# Exercise aim
What is needed here is an exact copy of every entry.

(Stored records)
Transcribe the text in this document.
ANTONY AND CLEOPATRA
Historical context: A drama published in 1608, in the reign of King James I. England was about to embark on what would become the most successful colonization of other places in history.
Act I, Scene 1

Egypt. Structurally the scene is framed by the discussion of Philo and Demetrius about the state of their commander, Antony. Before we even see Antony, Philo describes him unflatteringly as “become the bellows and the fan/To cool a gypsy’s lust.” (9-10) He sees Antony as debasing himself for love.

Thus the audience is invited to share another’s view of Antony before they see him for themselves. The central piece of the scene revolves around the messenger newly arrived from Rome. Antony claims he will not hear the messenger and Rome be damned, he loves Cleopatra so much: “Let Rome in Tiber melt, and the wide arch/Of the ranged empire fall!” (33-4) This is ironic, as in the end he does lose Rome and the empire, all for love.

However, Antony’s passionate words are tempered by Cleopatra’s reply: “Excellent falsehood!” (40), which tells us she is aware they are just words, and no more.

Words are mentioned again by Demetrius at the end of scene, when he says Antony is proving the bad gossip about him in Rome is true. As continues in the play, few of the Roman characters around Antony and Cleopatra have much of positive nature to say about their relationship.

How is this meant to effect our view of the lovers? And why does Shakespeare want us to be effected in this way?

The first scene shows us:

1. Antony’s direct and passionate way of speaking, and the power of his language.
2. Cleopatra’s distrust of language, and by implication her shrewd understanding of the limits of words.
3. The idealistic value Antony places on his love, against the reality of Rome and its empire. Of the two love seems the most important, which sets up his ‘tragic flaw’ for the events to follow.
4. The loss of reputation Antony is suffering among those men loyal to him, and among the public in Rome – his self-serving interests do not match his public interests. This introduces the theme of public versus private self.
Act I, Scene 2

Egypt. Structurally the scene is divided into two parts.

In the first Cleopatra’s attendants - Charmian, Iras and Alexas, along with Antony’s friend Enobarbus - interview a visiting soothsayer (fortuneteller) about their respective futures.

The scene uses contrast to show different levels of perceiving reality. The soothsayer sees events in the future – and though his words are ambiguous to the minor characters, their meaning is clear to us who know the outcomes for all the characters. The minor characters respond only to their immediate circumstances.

# Output
Transcribe the text in this document.
ANTONY AND CLEOPATRA
Historical context: A drama published in 1608, in the reign of King James I. England was about to embark on what would become the most successful colonization of other places in history.
Act I, Scene 1

Egypt. Structurally the scene is framed by the discussion of Philo and Demetrius about the state of their commander, Antony. Before we even see Antony, Philo describes him unflatteringly as “become the bellows and the fan/To cool a gypsy’s lust.” (9-10) He sees Antony as debasing himself for love.

Thus the audience is invited to share another’s view of Antony before they see him for themselves. The central piece of the scene revolves around the messenger newly arrived from Rome. Antony claims he will not hear the messenger and Rome be damned, he loves Cleopatra so much: “Let Rome in Tiber melt, and the wide arch/Of the ranged empire fall!” (33-4) This is ironic, as in the end he does lose Rome and the empire, all for love.

However, Antony’s passionate words are tempered by Cleopatra’s reply: “Excellent falsehood!” (40), which tells us she is aware they are just words, and no more.

Words are mentioned again by Demetrius at the end of scene, when he says Antony is proving the bad gossip about him in Rome is true. As continues in the play, few of the Roman characters around Antony and Cleopatra have much of positive nature to say about their relationship.

How is this meant to effect our view of the lovers? And why does Shakespeare want us to be effected in this way?

The first scene shows us:

1. Antony’s direct and passionate way of speaking, and the power of his language.
2. Cleopatra’s distrust of language, and by implication her shrewd understanding of the limits of words.
3. The idealistic value Antony places on his love, against the reality of Rome and its empire. Of the two love seems the most important, which sets up his ‘tragic flaw’ for the events to follow.
4. The loss of reputation Antony is suffering among those men loyal to him, and among the public in Rome – his self-serving interests do not match his public interests. This introduces the theme of public versus private self.
Act I, Scene 2

Egypt. Structurally the scene is divided into two parts.

In the first Cleopatra’s attendants - Charmian, Iras and Alexas, along with Antony’s friend Enobarbus - interview a visiting soothsayer (fortuneteller) about their respective futures.

The scene uses contrast to show different levels of perceiving reality. The soothsayer sees events in the future – and though his words are ambiguous to the minor characters, their meaning is clear to us who know the outcomes for all the characters. The minor characters respond only to their immediate circumstances.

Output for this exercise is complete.